>>>>>

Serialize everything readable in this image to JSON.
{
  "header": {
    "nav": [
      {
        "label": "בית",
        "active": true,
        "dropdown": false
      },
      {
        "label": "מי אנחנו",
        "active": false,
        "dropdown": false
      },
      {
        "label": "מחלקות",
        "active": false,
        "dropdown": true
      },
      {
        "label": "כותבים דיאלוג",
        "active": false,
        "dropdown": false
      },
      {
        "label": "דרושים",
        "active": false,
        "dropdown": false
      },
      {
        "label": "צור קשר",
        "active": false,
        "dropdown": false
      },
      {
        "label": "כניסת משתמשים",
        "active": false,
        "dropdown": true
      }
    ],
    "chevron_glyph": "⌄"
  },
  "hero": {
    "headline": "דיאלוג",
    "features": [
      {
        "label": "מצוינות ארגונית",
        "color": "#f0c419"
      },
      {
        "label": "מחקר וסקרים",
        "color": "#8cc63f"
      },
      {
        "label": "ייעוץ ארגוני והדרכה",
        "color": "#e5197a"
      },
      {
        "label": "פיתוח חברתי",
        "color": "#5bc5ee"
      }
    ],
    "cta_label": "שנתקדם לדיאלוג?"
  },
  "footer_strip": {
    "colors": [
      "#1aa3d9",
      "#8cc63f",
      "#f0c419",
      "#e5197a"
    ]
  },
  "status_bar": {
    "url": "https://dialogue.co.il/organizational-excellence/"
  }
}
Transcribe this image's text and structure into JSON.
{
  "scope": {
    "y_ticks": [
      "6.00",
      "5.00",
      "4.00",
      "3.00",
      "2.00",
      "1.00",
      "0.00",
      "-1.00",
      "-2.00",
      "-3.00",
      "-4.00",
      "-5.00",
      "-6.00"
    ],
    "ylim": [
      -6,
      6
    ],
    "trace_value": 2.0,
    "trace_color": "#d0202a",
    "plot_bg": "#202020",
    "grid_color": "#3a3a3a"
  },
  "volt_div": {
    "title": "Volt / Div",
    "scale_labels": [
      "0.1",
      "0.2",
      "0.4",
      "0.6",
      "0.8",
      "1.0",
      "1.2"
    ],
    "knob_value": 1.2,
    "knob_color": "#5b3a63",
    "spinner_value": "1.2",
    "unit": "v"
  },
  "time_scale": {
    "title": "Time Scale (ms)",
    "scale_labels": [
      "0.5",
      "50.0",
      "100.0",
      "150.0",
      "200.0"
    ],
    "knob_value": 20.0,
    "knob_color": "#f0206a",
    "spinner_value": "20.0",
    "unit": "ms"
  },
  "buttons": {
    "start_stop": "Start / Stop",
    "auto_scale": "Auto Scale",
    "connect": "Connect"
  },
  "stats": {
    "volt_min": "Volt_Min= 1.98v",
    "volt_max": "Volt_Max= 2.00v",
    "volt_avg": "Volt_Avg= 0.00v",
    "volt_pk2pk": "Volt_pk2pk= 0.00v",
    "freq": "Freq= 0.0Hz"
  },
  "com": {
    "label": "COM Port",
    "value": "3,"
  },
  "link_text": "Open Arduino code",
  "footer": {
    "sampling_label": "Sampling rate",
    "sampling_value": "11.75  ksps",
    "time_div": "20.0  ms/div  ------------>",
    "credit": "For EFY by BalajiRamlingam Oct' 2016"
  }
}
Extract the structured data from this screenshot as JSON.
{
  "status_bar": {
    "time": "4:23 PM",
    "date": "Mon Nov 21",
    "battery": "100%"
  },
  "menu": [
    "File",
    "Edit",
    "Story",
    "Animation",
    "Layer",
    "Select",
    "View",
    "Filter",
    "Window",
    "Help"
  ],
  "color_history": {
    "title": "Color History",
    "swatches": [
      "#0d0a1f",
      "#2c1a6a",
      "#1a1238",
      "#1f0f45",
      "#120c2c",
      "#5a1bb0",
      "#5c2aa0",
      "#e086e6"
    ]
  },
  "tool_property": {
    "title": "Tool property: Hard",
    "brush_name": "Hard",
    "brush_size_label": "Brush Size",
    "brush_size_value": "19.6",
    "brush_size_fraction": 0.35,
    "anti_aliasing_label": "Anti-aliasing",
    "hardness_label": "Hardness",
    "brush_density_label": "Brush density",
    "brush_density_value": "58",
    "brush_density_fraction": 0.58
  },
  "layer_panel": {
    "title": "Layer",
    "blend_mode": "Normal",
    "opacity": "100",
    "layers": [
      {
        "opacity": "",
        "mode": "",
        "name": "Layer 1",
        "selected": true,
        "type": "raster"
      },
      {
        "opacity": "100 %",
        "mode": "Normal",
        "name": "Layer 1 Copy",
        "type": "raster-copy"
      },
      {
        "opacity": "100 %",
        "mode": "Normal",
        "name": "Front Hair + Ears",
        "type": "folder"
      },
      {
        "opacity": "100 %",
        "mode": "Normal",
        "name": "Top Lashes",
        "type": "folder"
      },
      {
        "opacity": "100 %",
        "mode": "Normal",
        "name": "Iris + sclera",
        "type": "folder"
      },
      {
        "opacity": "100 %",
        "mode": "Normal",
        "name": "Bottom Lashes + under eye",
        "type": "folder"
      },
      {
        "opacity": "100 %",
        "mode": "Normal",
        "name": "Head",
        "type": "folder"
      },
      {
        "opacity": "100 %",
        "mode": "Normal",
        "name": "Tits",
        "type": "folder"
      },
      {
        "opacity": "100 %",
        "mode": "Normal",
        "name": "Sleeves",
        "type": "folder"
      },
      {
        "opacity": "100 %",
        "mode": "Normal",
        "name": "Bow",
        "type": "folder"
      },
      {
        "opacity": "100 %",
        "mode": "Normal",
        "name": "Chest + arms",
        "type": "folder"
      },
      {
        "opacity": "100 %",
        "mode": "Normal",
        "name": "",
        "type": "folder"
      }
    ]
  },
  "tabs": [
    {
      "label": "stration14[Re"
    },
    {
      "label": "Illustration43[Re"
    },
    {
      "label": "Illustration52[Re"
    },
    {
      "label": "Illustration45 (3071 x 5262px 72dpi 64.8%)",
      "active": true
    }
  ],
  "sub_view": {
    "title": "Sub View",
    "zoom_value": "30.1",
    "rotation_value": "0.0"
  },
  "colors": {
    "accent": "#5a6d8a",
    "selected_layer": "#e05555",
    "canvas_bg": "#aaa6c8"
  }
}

<<<<<

Please output the complete data exactly.

Serialize everything readable in this image to JSON.
{
  "header": {
    "nav": [
      {
        "label": "בית",
        "active": true,
        "dropdown": false
      },
      {
        "label": "מי אנחנו",
        "active": false,
        "dropdown": false
      },
      {
        "label": "מחלקות",
        "active": false,
        "dropdown": true
      },
      {
        "label": "כותבים דיאלוג",
        "active": false,
        "dropdown": false
      },
      {
        "label": "דרושים",
        "active": false,
        "dropdown": false
      },
      {
        "label": "צור קשר",
        "active": false,
        "dropdown": false
      },
      {
        "label": "כניסת משתמשים",
        "active": false,
        "dropdown": true
      }
    ],
    "chevron_glyph": "⌄"
  },
  "hero": {
    "headline": "דיאלוג",
    "features": [
      {
        "label": "מצוינות ארגונית",
        "color": "#f0c419"
      },
      {
        "label": "מחקר וסקרים",
        "color": "#8cc63f"
      },
      {
        "label": "ייעוץ ארגוני והדרכה",
        "color": "#e5197a"
      },
      {
        "label": "פיתוח חברתי",
        "color": "#5bc5ee"
      }
    ],
    "cta_label": "שנתקדם לדיאלוג?"
  },
  "footer_strip": {
    "colors": [
      "#1aa3d9",
      "#8cc63f",
      "#f0c419",
      "#e5197a"
    ]
  },
  "status_bar": {
    "url": "https://dialogue.co.il/organizational-excellence/"
  }
}
Transcribe this image's text and structure into JSON.
{
  "scope": {
    "y_ticks": [
      "6.00",
      "5.00",
      "4.00",
      "3.00",
      "2.00",
      "1.00",
      "0.00",
      "-1.00",
      "-2.00",
      "-3.00",
      "-4.00",
      "-5.00",
      "-6.00"
    ],
    "ylim": [
      -6,
      6
    ],
    "trace_value": 2.0,
    "trace_color": "#d0202a",
    "plot_bg": "#202020",
    "grid_color": "#3a3a3a"
  },
  "volt_div": {
    "title": "Volt / Div",
    "scale_labels": [
      "0.1",
      "0.2",
      "0.4",
      "0.6",
      "0.8",
      "1.0",
      "1.2"
    ],
    "knob_value": 1.2,
    "knob_color": "#5b3a63",
    "spinner_value": "1.2",
    "unit": "v"
  },
  "time_scale": {
    "title": "Time Scale (ms)",
    "scale_labels": [
      "0.5",
      "50.0",
      "100.0",
      "150.0",
      "200.0"
    ],
    "knob_value": 20.0,
    "knob_color": "#f0206a",
    "spinner_value": "20.0",
    "unit": "ms"
  },
  "buttons": {
    "start_stop": "Start / Stop",
    "auto_scale": "Auto Scale",
    "connect": "Connect"
  },
  "stats": {
    "volt_min": "Volt_Min= 1.98v",
    "volt_max": "Volt_Max= 2.00v",
    "volt_avg": "Volt_Avg= 0.00v",
    "volt_pk2pk": "Volt_pk2pk= 0.00v",
    "freq": "Freq= 0.0Hz"
  },
  "com": {
    "label": "COM Port",
    "value": "3,"
  },
  "link_text": "Open Arduino code",
  "footer": {
    "sampling_label": "Sampling rate",
    "sampling_value": "11.75  ksps",
    "time_div": "20.0  ms/div  ------------>",
    "credit": "For EFY by BalajiRamlingam Oct' 2016"
  }
}
Extract the structured data from this screenshot as JSON.
{
  "status_bar": {
    "time": "4:23 PM",
    "date": "Mon Nov 21",
    "battery": "100%"
  },
  "menu": [
    "File",
    "Edit",
    "Story",
    "Animation",
    "Layer",
    "Select",
    "View",
    "Filter",
    "Window",
    "Help"
  ],
  "color_history": {
    "title": "Color History",
    "swatches": [
      "#0d0a1f",
      "#2c1a6a",
      "#1a1238",
      "#1f0f45",
      "#120c2c",
      "#5a1bb0",
      "#5c2aa0",
      "#e086e6"
    ]
  },
  "tool_property": {
    "title": "Tool property: Hard",
    "brush_name": "Hard",
    "brush_size_label": "Brush Size",
    "brush_size_value": "19.6",
    "brush_size_fraction": 0.35,
    "anti_aliasing_label": "Anti-aliasing",
    "hardness_label": "Hardness",
    "brush_density_label": "Brush density",
    "brush_density_value": "58",
    "brush_density_fraction": 0.58
  },
  "layer_panel": {
    "title": "Layer",
    "blend_mode": "Normal",
    "opacity": "100",
    "layers": [
      {
        "opacity": "",
        "mode": "",
        "name": "Layer 1",
        "selected": true,
        "type": "raster"
      },
      {
        "opacity": "100 %",
        "mode": "Normal",
        "name": "Layer 1 Copy",
        "type": "raster-copy"
      },
      {
        "opacity": "100 %",
        "mode": "Normal",
        "name": "Front Hair + Ears",
        "type": "folder"
      },
      {
        "opacity": "100 %",
        "mode": "Normal",
        "name": "Top Lashes",
        "type": "folder"
      },
      {
        "opacity": "100 %",
        "mode": "Normal",
        "name": "Iris + sclera",
        "type": "folder"
      },
      {
        "opacity": "100 %",
        "mode": "Normal",
        "name": "Bottom Lashes + under eye",
        "type": "folder"
      },
      {
        "opacity": "100 %",
        "mode": "Normal",
        "name": "Head",
        "type": "folder"
      },
      {
        "opacity": "100 %",
        "mode": "Normal",
        "name": "Tits",
        "type": "folder"
      },
      {
        "opacity": "100 %",
        "mode": "Normal",
        "name": "Sleeves",
        "type": "folder"
      },
      {
        "opacity": "100 %",
        "mode": "Normal",
        "name": "Bow",
        "type": "folder"
      },
      {
        "opacity": "100 %",
        "mode": "Normal",
        "name": "Chest + arms",
        "type": "folder"
      },
      {
        "opacity": "100 %",
        "mode": "Normal",
        "name": "",
        "type": "folder"
      }
    ]
  },
  "tabs": [
    {
      "label": "stration14[Re"
    },
    {
      "label": "Illustration43[Re"
    },
    {
      "label": "Illustration52[Re"
    },
    {
      "label": "Illustration45 (3071 x 5262px 72dpi 64.8%)",
      "active": true
    }
  ],
  "sub_view": {
    "title": "Sub View",
    "zoom_value": "30.1",
    "rotation_value": "0.0"
  },
  "colors": {
    "accent": "#5a6d8a",
    "selected_layer": "#e05555",
    "canvas_bg": "#aaa6c8"
  }
}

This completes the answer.